Copy each line of the data below exactly, leaving out pictures.

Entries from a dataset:
○ ○ ○ ○

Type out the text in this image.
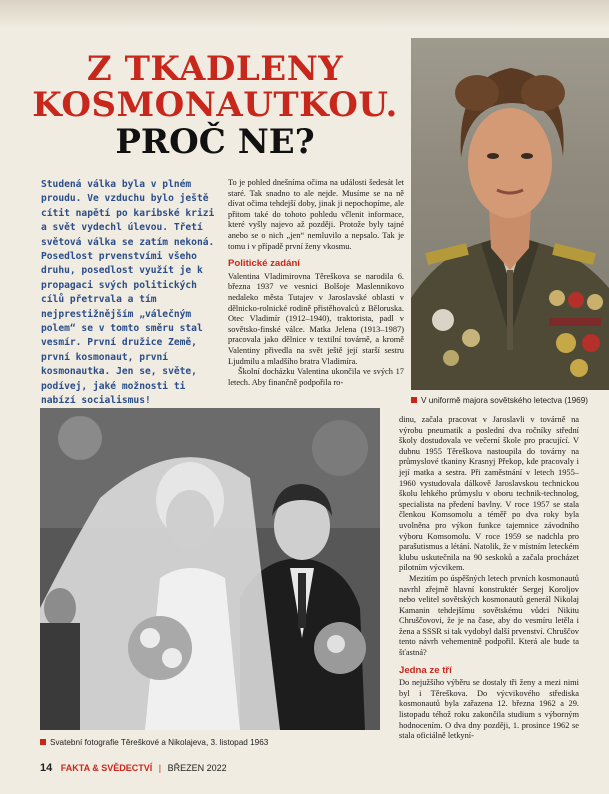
Z TKADLENY
KOSMONAUTKOU.
PROČ NE?
V uniformě majora sovětského letectva (1969)
Studená válka byla v plném proudu. Ve vzduchu bylo ještě cítit napětí po karibské krizi a svět vydechl úlevou. Třetí světová válka se zatím nekoná. Posedlost prvenstvími všeho druhu, posedlost využít je k propagaci svých politických cílů přetrvala a tím nejprestižnějším „válečným polem“ se v tomto směru stal vesmír. První družice Země, první kosmonaut, první kosmonautka. Jen se, světe, podívej, jaké možnosti ti nabízí socialismus!

To je pohled dnešníma očima na události šedesát let staré. Tak snadno to ale nejde. Musíme se na ně dívat očima tehdejší doby, jinak ji nepochopíme, ale přitom také do tohoto pohledu včlenit informace, které vyšly najevo až později. Protože byly tajné anebo se o nich „jen“ nemluvilo a nepsalo. Tak je tomu i v případě první ženy vkosmu.

Politické zadání

Valentina Vladimirovna Těreškova se narodila 6. března 1937 ve vesnici Bolšoje Maslennikovo nedaleko města Tutajev v Jaroslavské oblasti v dělnicko-rolnické rodině přistěhovalců z Běloruska. Otec Vladimír (1912–1940), traktorista, padl v sovětsko-finské válce. Matka Jelena (1913–1987) pracovala jako dělnice v textilní továrně, a kromě Valentiny přivedla na svět ještě její starší sestru Ljudmilu a mladšího bratra Vladimíra.

Školní docházku Valentina ukončila ve svých 17 letech. Aby finančně podpořila ro-

Svatební fotografie Těreškové a Nikolajeva, 3. listopad 1963

dinu, začala pracovat v Jaroslavli v továrně na výrobu pneumatik a poslední dva ročníky střední školy dostudovala ve večerní škole pro pracující. V dubnu 1955 Těreškova nastoupila do továrny na průmyslové tkaniny Krasnyj Překop, kde pracovaly i její matka a sestra. Při zaměstnání v letech 1955–1960 vystudovala dálkově Jaroslavskou technickou školu lehkého průmyslu v oboru technik-technolog, specialista na předení bavlny. V roce 1957 se stala členkou Komsomolu a téměř po dva roky byla uvolněna pro výkon funkce tajemnice závodního výboru Komsomolu. V roce 1959 se nadchla pro parašutismus a létání. Natolik, že v místním leteckém klubu uskutečnila na 90 seskoků a začala procházet pilotním výcvikem.

Mezitím po úspěšných letech prvních kosmonautů navrhl zřejmě hlavní konstruktér Sergej Koroljov nebo velitel sovětských kosmonautů generál Nikolaj Kamanin tehdejšímu sovětskému vůdci Nikitu Chruščovovi, že je na čase, aby do vesmíru letěla i žena a SSSR si tak vydobyl další prvenství. Chruščov tento návrh vehementně podpořil. Která ale bude ta šťastná?

Jedna ze tří

Do nejužšího výběru se dostaly tři ženy a mezi nimi byl i Těreškova. Do výcvikového střediska kosmonautů byla zařazena 12. března 1962 a 29. listopadu téhož roku zakončila studium s výborným hodnocením. O dva dny později, 1. prosince 1962 se stala oficiálně letkyní-

14 FAKTA & SVĚDECTVÍ | BŘEZEN 2022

○ ○ ○ ○

- [ANSWER TO THE TASK]
Type out the text in this image.
Z TKADLENY
KOSMONAUTKOU.
PROČ NE?
V uniformě majora sovětského letectva (1969)
Studená válka byla v plném proudu. Ve vzduchu bylo ještě cítit napětí po karibské krizi a svět vydechl úlevou. Třetí světová válka se zatím nekoná. Posedlost prvenstvími všeho druhu, posedlost využít je k propagaci svých politických cílů přetrvala a tím nejprestižnějším „válečným polem“ se v tomto směru stal vesmír. První družice Země, první kosmonaut, první kosmonautka. Jen se, světe, podívej, jaké možnosti ti nabízí socialismus!

To je pohled dnešníma očima na události šedesát let staré. Tak snadno to ale nejde. Musíme se na ně dívat očima tehdejší doby, jinak ji nepochopíme, ale přitom také do tohoto pohledu včlenit informace, které vyšly najevo až později. Protože byly tajné anebo se o nich „jen“ nemluvilo a nepsalo. Tak je tomu i v případě první ženy vkosmu.

Politické zadání

Valentina Vladimirovna Těreškova se narodila 6. března 1937 ve vesnici Bolšoje Maslennikovo nedaleko města Tutajev v Jaroslavské oblasti v dělnicko-rolnické rodině přistěhovalců z Běloruska. Otec Vladimír (1912–1940), traktorista, padl v sovětsko-finské válce. Matka Jelena (1913–1987) pracovala jako dělnice v textilní továrně, a kromě Valentiny přivedla na svět ještě její starší sestru Ljudmilu a mladšího bratra Vladimíra.

Školní docházku Valentina ukončila ve svých 17 letech. Aby finančně podpořila ro-

Svatební fotografie Těreškové a Nikolajeva, 3. listopad 1963

dinu, začala pracovat v Jaroslavli v továrně na výrobu pneumatik a poslední dva ročníky střední školy dostudovala ve večerní škole pro pracující. V dubnu 1955 Těreškova nastoupila do továrny na průmyslové tkaniny Krasnyj Překop, kde pracovaly i její matka a sestra. Při zaměstnání v letech 1955–1960 vystudovala dálkově Jaroslavskou technickou školu lehkého průmyslu v oboru technik-technolog, specialista na předení bavlny. V roce 1957 se stala členkou Komsomolu a téměř po dva roky byla uvolněna pro výkon funkce tajemnice závodního výboru Komsomolu. V roce 1959 se nadchla pro parašutismus a létání. Natolik, že v místním leteckém klubu uskutečnila na 90 seskoků a začala procházet pilotním výcvikem.

Mezitím po úspěšných letech prvních kosmonautů navrhl zřejmě hlavní konstruktér Sergej Koroljov nebo velitel sovětských kosmonautů generál Nikolaj Kamanin tehdejšímu sovětskému vůdci Nikitu Chruščovovi, že je na čase, aby do vesmíru letěla i žena a SSSR si tak vydobyl další prvenství. Chruščov tento návrh vehementně podpořil. Která ale bude ta šťastná?

Jedna ze tří

Do nejužšího výběru se dostaly tři ženy a mezi nimi byl i Těreškova. Do výcvikového střediska kosmonautů byla zařazena 12. března 1962 a 29. listopadu téhož roku zakončila studium s výborným hodnocením. O dva dny později, 1. prosince 1962 se stala oficiálně letkyní-

14 FAKTA & SVĚDECTVÍ | BŘEZEN 2022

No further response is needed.